■ Goal: Output all lines exactly, with nothing added or dropped.

Items from a data source
------

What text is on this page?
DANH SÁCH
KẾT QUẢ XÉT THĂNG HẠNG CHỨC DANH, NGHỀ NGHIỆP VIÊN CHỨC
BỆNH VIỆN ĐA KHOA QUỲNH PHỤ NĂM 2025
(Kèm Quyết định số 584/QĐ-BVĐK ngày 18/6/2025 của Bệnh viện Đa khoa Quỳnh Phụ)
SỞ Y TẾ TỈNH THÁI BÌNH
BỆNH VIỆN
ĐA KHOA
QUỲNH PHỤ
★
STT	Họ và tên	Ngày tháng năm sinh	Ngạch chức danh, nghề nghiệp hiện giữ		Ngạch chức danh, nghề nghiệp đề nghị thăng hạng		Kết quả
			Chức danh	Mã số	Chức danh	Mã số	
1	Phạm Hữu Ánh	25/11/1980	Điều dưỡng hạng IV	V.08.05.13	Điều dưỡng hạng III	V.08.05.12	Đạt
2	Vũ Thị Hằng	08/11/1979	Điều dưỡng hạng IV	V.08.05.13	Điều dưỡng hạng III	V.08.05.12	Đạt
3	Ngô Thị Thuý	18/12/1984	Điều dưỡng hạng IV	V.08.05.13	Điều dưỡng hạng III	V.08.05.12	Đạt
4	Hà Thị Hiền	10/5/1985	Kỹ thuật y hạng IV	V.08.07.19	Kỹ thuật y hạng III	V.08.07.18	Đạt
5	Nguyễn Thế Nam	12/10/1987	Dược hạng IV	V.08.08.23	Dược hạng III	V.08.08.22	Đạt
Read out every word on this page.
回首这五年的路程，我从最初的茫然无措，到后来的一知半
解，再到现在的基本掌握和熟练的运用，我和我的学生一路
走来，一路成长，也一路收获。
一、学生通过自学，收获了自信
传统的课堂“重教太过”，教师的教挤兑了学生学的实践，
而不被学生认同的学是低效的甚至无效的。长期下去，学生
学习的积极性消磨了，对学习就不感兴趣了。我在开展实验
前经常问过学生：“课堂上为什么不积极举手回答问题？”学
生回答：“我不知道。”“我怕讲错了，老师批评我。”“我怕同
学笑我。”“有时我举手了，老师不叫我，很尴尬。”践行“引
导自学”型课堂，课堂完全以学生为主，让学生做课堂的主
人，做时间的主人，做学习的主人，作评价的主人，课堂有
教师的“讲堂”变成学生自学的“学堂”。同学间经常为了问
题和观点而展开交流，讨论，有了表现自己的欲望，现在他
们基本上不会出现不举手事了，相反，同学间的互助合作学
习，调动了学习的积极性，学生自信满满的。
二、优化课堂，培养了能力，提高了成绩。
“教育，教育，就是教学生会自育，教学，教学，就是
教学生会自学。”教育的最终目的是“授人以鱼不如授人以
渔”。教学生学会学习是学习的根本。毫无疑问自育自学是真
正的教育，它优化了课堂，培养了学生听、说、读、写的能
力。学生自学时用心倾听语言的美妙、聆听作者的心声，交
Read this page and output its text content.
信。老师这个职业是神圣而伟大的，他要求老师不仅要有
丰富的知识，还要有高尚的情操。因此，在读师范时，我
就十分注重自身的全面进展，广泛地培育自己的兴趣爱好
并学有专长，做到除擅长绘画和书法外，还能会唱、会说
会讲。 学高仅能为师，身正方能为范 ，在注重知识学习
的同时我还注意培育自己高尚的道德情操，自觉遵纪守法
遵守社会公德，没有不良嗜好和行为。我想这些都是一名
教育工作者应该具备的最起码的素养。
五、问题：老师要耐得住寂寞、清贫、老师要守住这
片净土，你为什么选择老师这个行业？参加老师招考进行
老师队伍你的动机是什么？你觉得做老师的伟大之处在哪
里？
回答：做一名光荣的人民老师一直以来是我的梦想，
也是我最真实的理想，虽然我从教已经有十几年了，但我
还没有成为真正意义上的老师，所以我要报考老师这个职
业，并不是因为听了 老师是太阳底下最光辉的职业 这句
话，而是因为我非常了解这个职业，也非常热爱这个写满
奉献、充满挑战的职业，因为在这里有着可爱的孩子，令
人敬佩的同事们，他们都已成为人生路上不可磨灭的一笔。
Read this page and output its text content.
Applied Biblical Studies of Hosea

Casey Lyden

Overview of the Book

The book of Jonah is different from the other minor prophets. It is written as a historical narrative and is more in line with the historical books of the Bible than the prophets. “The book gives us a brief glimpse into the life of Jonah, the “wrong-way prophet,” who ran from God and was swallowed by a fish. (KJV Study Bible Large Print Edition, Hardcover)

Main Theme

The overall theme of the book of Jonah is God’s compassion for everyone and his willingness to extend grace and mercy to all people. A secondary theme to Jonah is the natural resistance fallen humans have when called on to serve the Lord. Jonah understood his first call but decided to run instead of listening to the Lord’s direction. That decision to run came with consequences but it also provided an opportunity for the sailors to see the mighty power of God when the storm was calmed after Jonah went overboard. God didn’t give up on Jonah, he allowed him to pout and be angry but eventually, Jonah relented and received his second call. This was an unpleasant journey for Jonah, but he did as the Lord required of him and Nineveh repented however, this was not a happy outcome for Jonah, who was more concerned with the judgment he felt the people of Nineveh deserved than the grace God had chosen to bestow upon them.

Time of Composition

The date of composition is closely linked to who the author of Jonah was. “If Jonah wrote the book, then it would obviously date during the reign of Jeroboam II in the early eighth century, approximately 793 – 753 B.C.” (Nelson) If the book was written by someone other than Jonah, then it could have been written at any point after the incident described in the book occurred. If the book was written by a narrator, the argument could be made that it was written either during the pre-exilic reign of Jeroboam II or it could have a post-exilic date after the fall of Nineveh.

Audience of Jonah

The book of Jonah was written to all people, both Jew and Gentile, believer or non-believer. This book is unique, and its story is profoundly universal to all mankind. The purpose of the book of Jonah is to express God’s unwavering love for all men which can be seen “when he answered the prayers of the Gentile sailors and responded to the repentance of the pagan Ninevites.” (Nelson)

------

■ Written answer:
What text is on this page?
DANH SÁCH
KẾT QUẢ XÉT THĂNG HẠNG CHỨC DANH, NGHỀ NGHIỆP VIÊN CHỨC
BỆNH VIỆN ĐA KHOA QUỲNH PHỤ NĂM 2025
(Kèm Quyết định số 584/QĐ-BVĐK ngày 18/6/2025 của Bệnh viện Đa khoa Quỳnh Phụ)
SỞ Y TẾ TỈNH THÁI BÌNH
BỆNH VIỆN
ĐA KHOA
QUỲNH PHỤ
★
STT	Họ và tên	Ngày tháng năm sinh	Ngạch chức danh, nghề nghiệp hiện giữ		Ngạch chức danh, nghề nghiệp đề nghị thăng hạng		Kết quả
			Chức danh	Mã số	Chức danh	Mã số	
1	Phạm Hữu Ánh	25/11/1980	Điều dưỡng hạng IV	V.08.05.13	Điều dưỡng hạng III	V.08.05.12	Đạt
2	Vũ Thị Hằng	08/11/1979	Điều dưỡng hạng IV	V.08.05.13	Điều dưỡng hạng III	V.08.05.12	Đạt
3	Ngô Thị Thuý	18/12/1984	Điều dưỡng hạng IV	V.08.05.13	Điều dưỡng hạng III	V.08.05.12	Đạt
4	Hà Thị Hiền	10/5/1985	Kỹ thuật y hạng IV	V.08.07.19	Kỹ thuật y hạng III	V.08.07.18	Đạt
5	Nguyễn Thế Nam	12/10/1987	Dược hạng IV	V.08.08.23	Dược hạng III	V.08.08.22	Đạt
Read out every word on this page.
回首这五年的路程，我从最初的茫然无措，到后来的一知半
解，再到现在的基本掌握和熟练的运用，我和我的学生一路
走来，一路成长，也一路收获。
一、学生通过自学，收获了自信
传统的课堂“重教太过”，教师的教挤兑了学生学的实践，
而不被学生认同的学是低效的甚至无效的。长期下去，学生
学习的积极性消磨了，对学习就不感兴趣了。我在开展实验
前经常问过学生：“课堂上为什么不积极举手回答问题？”学
生回答：“我不知道。”“我怕讲错了，老师批评我。”“我怕同
学笑我。”“有时我举手了，老师不叫我，很尴尬。”践行“引
导自学”型课堂，课堂完全以学生为主，让学生做课堂的主
人，做时间的主人，做学习的主人，作评价的主人，课堂有
教师的“讲堂”变成学生自学的“学堂”。同学间经常为了问
题和观点而展开交流，讨论，有了表现自己的欲望，现在他
们基本上不会出现不举手事了，相反，同学间的互助合作学
习，调动了学习的积极性，学生自信满满的。
二、优化课堂，培养了能力，提高了成绩。
“教育，教育，就是教学生会自育，教学，教学，就是
教学生会自学。”教育的最终目的是“授人以鱼不如授人以
渔”。教学生学会学习是学习的根本。毫无疑问自育自学是真
正的教育，它优化了课堂，培养了学生听、说、读、写的能
力。学生自学时用心倾听语言的美妙、聆听作者的心声，交
Read this page and output its text content.
信。老师这个职业是神圣而伟大的，他要求老师不仅要有
丰富的知识，还要有高尚的情操。因此，在读师范时，我
就十分注重自身的全面进展，广泛地培育自己的兴趣爱好
并学有专长，做到除擅长绘画和书法外，还能会唱、会说
会讲。 学高仅能为师，身正方能为范 ，在注重知识学习
的同时我还注意培育自己高尚的道德情操，自觉遵纪守法
遵守社会公德，没有不良嗜好和行为。我想这些都是一名
教育工作者应该具备的最起码的素养。
五、问题：老师要耐得住寂寞、清贫、老师要守住这
片净土，你为什么选择老师这个行业？参加老师招考进行
老师队伍你的动机是什么？你觉得做老师的伟大之处在哪
里？
回答：做一名光荣的人民老师一直以来是我的梦想，
也是我最真实的理想，虽然我从教已经有十几年了，但我
还没有成为真正意义上的老师，所以我要报考老师这个职
业，并不是因为听了 老师是太阳底下最光辉的职业 这句
话，而是因为我非常了解这个职业，也非常热爱这个写满
奉献、充满挑战的职业，因为在这里有着可爱的孩子，令
人敬佩的同事们，他们都已成为人生路上不可磨灭的一笔。
Read this page and output its text content.
Applied Biblical Studies of Hosea

Casey Lyden

Overview of the Book

The book of Jonah is different from the other minor prophets. It is written as a historical narrative and is more in line with the historical books of the Bible than the prophets. “The book gives us a brief glimpse into the life of Jonah, the “wrong-way prophet,” who ran from God and was swallowed by a fish. (KJV Study Bible Large Print Edition, Hardcover)

Main Theme

The overall theme of the book of Jonah is God’s compassion for everyone and his willingness to extend grace and mercy to all people. A secondary theme to Jonah is the natural resistance fallen humans have when called on to serve the Lord. Jonah understood his first call but decided to run instead of listening to the Lord’s direction. That decision to run came with consequences but it also provided an opportunity for the sailors to see the mighty power of God when the storm was calmed after Jonah went overboard. God didn’t give up on Jonah, he allowed him to pout and be angry but eventually, Jonah relented and received his second call. This was an unpleasant journey for Jonah, but he did as the Lord required of him and Nineveh repented however, this was not a happy outcome for Jonah, who was more concerned with the judgment he felt the people of Nineveh deserved than the grace God had chosen to bestow upon them.

Time of Composition

The date of composition is closely linked to who the author of Jonah was. “If Jonah wrote the book, then it would obviously date during the reign of Jeroboam II in the early eighth century, approximately 793 – 753 B.C.” (Nelson) If the book was written by someone other than Jonah, then it could have been written at any point after the incident described in the book occurred. If the book was written by a narrator, the argument could be made that it was written either during the pre-exilic reign of Jeroboam II or it could have a post-exilic date after the fall of Nineveh.

Audience of Jonah

The book of Jonah was written to all people, both Jew and Gentile, believer or non-believer. This book is unique, and its story is profoundly universal to all mankind. The purpose of the book of Jonah is to express God’s unwavering love for all men which can be seen “when he answered the prayers of the Gentile sailors and responded to the repentance of the pagan Ninevites.” (Nelson)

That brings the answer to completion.